Given problem: Locate each line in the records containing "重惠意如何". Copy it.
>> start
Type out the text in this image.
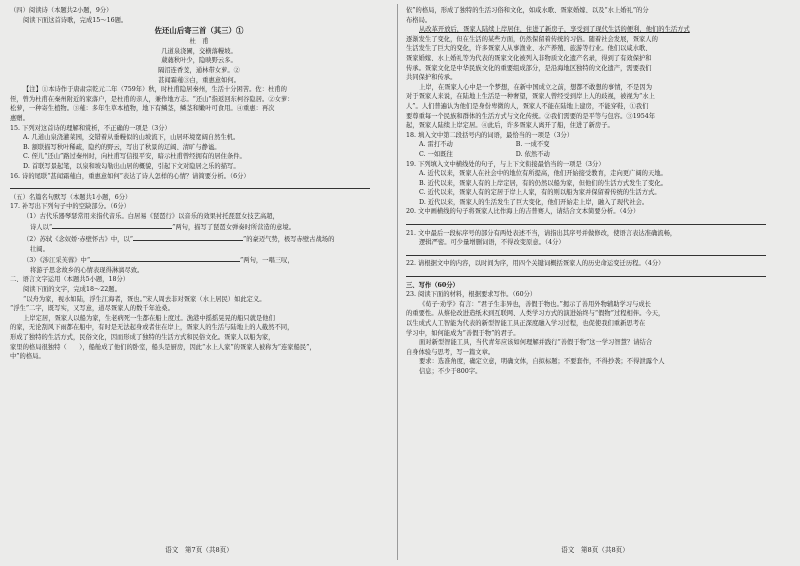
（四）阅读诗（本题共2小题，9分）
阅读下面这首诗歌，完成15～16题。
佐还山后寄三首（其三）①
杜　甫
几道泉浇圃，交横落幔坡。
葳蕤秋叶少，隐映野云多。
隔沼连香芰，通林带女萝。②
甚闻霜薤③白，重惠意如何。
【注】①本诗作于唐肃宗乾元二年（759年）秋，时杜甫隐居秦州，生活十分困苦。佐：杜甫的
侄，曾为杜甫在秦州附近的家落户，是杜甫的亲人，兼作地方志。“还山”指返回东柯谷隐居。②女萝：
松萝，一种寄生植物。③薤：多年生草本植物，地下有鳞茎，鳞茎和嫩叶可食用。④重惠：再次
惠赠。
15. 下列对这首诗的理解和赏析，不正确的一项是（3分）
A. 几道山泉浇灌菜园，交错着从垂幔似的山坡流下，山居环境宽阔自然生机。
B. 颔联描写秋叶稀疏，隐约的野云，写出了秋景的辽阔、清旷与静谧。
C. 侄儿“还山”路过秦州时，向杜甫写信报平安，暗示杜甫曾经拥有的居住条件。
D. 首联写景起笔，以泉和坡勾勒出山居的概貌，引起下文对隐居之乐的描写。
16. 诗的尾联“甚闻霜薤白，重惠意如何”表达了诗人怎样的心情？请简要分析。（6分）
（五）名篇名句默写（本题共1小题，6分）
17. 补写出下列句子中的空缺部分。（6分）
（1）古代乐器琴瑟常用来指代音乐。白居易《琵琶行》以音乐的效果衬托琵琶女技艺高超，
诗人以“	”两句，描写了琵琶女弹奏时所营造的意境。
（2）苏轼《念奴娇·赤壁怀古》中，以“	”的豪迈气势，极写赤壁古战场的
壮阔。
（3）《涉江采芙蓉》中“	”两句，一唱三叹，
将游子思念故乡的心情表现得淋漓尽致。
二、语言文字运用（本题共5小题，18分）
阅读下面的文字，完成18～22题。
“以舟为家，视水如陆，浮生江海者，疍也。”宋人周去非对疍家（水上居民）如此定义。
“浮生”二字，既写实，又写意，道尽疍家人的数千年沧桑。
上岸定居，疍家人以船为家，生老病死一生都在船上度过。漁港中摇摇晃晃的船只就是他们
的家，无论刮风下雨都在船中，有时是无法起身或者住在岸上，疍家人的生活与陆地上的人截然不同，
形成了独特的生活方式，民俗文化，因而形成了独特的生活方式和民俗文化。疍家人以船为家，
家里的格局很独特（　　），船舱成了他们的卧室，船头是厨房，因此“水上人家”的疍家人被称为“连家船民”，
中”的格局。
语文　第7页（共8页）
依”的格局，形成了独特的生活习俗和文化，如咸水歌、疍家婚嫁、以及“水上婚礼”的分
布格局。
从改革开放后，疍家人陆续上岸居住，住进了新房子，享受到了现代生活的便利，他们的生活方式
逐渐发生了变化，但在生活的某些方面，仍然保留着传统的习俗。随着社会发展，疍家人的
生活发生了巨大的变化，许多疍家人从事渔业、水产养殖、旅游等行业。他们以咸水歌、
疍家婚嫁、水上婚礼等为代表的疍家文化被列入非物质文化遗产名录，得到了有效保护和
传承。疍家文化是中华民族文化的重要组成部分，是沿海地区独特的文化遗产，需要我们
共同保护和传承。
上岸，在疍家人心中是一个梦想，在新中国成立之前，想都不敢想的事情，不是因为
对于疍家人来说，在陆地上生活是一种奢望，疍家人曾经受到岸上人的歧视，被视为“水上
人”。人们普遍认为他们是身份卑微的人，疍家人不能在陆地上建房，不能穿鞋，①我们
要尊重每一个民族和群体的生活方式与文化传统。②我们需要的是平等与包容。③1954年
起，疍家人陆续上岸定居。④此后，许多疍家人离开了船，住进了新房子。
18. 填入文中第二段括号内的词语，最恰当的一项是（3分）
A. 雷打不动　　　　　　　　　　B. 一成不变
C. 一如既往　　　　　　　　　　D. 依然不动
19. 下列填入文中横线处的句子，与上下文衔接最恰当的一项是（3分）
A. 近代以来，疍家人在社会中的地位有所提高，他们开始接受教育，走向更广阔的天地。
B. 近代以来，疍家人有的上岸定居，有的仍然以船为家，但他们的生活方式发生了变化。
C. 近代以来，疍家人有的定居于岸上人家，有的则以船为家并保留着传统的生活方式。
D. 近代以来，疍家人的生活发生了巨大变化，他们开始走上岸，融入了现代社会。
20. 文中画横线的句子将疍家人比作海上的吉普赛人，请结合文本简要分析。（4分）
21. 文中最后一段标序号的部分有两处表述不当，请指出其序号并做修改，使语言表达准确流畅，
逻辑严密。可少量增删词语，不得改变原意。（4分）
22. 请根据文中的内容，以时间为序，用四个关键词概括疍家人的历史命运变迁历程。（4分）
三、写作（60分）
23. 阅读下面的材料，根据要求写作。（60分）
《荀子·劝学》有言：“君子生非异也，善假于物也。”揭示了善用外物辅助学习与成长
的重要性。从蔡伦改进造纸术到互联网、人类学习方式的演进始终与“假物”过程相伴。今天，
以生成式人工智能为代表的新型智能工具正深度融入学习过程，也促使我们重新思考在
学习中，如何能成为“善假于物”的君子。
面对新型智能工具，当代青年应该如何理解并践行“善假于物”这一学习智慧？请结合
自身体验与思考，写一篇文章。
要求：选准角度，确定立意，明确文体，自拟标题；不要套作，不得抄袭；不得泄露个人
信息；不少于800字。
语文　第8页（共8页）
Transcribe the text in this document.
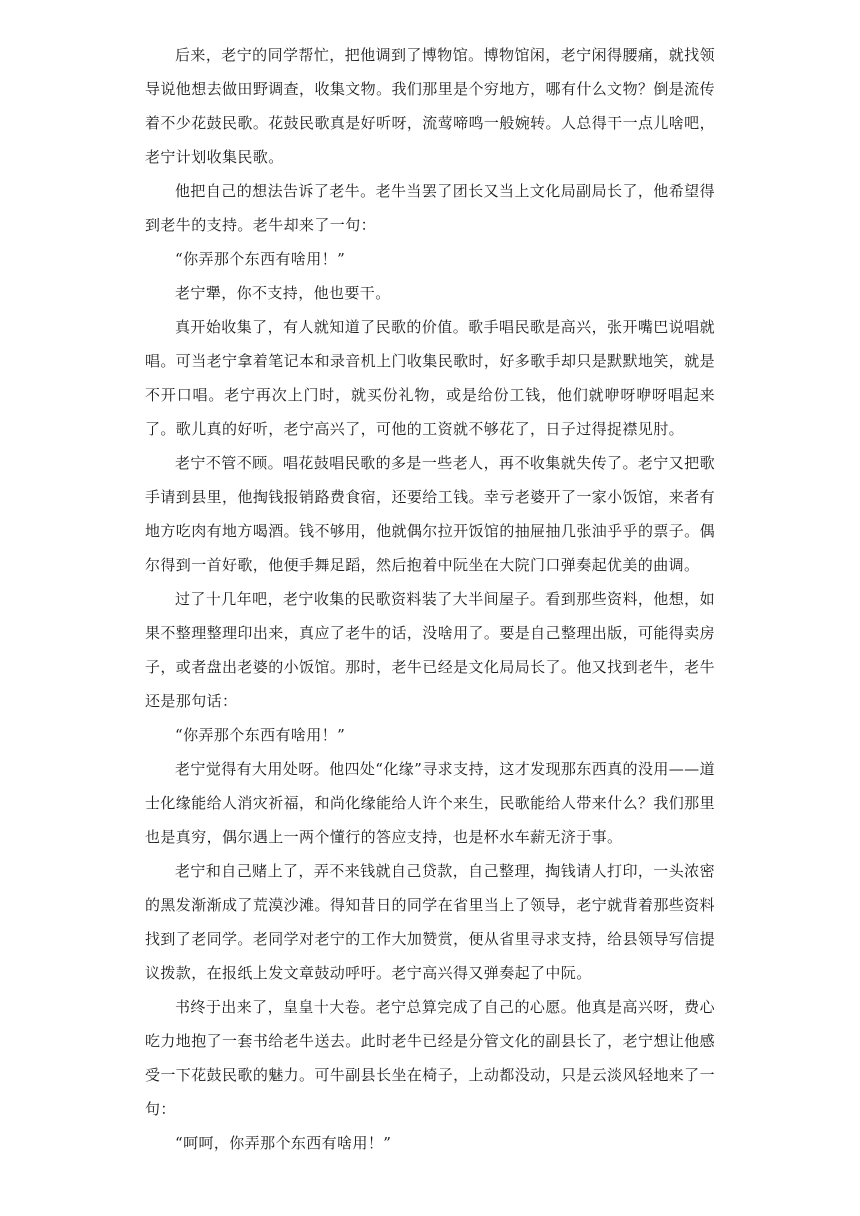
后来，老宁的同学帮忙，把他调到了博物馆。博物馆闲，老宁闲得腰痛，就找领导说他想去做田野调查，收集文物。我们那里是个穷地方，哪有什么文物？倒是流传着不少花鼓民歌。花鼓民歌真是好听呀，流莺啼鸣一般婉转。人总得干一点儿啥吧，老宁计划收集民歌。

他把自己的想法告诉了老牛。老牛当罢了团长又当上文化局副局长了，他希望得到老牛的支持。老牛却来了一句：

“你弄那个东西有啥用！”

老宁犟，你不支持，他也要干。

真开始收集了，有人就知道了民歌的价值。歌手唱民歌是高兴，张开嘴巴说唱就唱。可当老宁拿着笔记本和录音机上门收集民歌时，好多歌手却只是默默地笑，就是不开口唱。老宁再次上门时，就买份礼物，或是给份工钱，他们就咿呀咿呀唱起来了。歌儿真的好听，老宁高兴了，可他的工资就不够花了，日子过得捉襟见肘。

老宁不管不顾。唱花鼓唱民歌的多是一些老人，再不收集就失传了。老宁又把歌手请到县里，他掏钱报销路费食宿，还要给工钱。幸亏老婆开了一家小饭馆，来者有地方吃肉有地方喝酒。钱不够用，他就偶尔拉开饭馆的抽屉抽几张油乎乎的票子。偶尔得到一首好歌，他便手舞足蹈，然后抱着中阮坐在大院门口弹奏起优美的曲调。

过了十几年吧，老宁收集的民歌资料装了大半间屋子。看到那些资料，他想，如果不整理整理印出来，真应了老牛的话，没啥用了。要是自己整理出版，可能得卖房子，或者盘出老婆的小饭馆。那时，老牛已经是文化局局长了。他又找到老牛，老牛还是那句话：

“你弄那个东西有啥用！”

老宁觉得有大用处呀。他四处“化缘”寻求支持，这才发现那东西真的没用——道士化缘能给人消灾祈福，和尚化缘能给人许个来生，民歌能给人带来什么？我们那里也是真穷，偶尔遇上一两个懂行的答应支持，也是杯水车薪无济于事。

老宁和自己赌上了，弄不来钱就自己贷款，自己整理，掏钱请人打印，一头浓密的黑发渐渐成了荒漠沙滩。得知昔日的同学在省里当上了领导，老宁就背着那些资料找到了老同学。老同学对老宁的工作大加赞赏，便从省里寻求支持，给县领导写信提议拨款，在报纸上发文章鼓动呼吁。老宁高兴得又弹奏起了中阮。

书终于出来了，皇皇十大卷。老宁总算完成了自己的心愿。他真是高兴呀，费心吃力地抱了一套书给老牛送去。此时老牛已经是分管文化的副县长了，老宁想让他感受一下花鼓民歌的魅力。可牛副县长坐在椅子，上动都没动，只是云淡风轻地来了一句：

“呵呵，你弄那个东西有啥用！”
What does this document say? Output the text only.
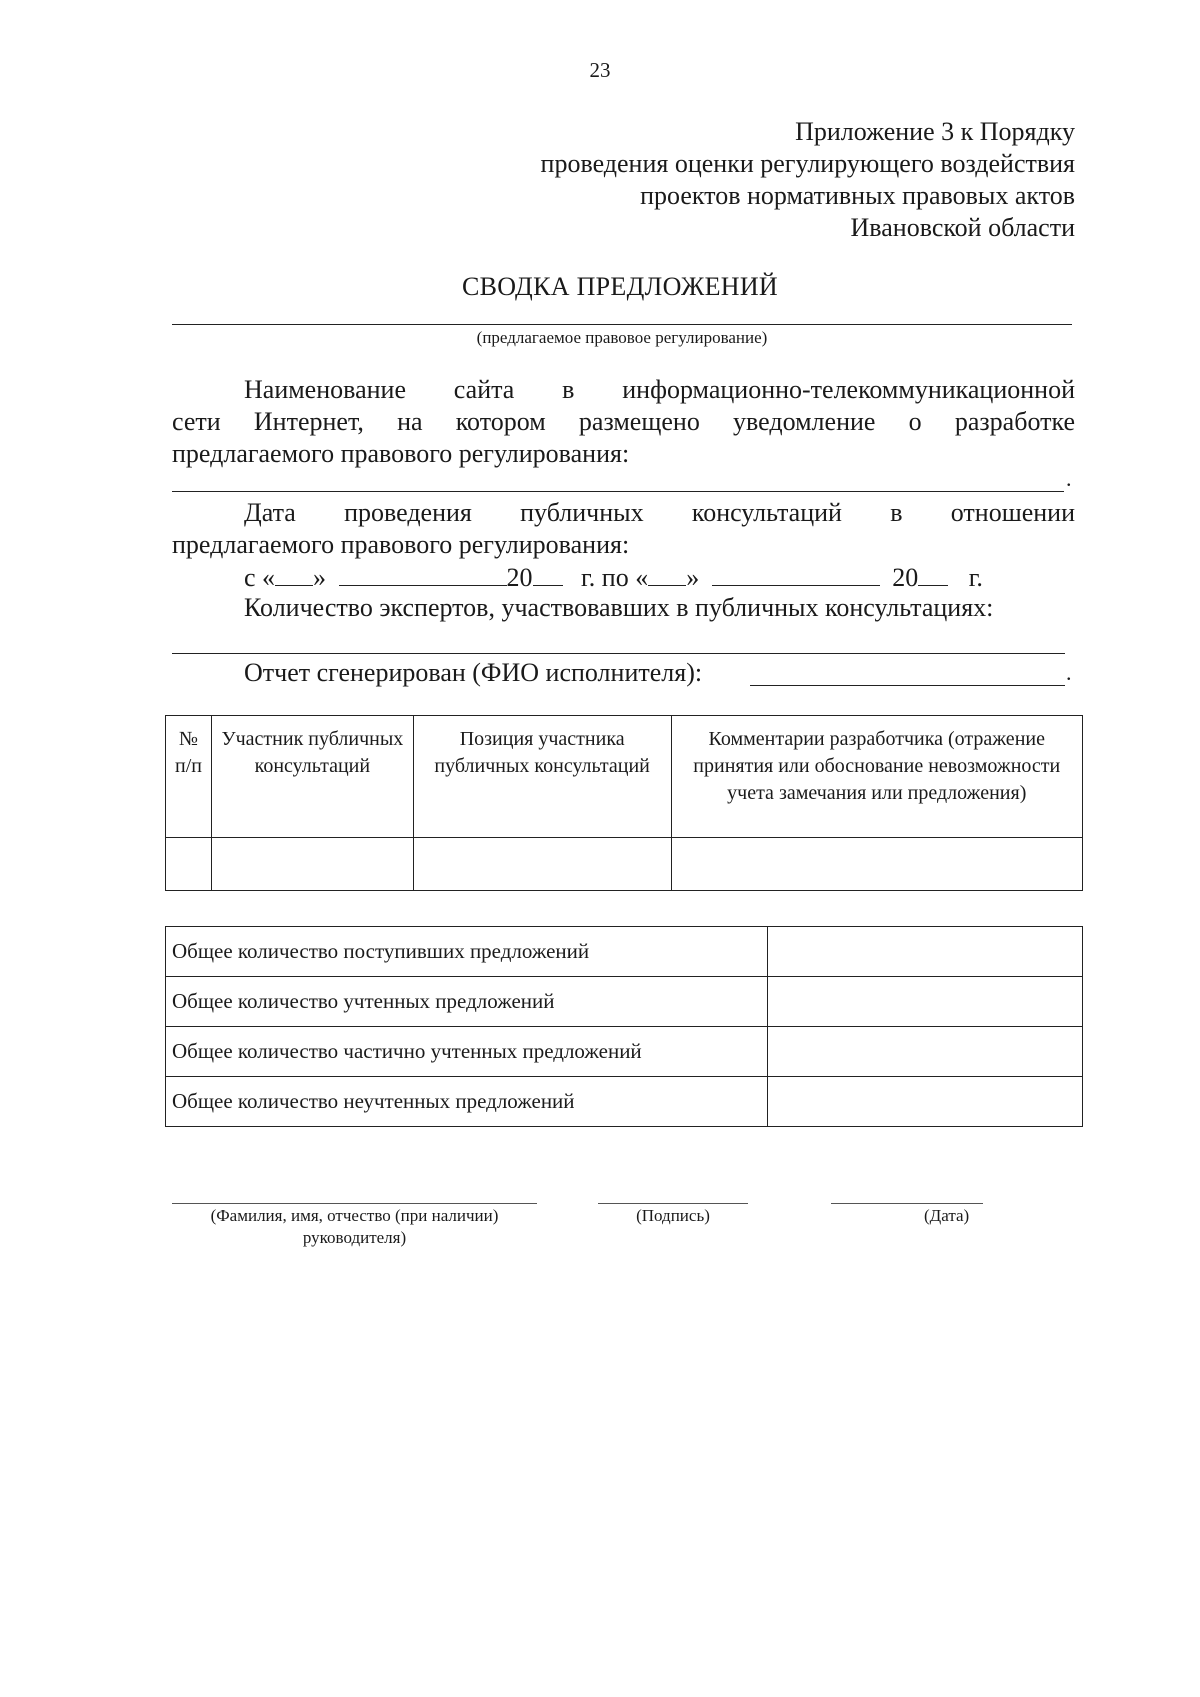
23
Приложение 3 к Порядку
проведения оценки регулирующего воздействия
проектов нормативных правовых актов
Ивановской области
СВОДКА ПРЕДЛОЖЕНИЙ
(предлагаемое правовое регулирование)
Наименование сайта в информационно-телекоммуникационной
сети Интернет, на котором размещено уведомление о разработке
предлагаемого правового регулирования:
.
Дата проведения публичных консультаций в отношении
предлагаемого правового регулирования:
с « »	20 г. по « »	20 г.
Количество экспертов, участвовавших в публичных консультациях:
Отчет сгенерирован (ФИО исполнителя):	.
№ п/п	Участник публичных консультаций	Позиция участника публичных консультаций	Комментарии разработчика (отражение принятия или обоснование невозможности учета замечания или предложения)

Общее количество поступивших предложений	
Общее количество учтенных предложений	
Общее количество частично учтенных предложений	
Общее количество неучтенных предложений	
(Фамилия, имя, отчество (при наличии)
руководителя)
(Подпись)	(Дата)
>> end
Task output:
甚闻霜薤③白，重惠意如何。
16. 诗的尾联“甚闻霜薤白，重惠意如何”表达了诗人怎样的心情？请简要分析。（6分）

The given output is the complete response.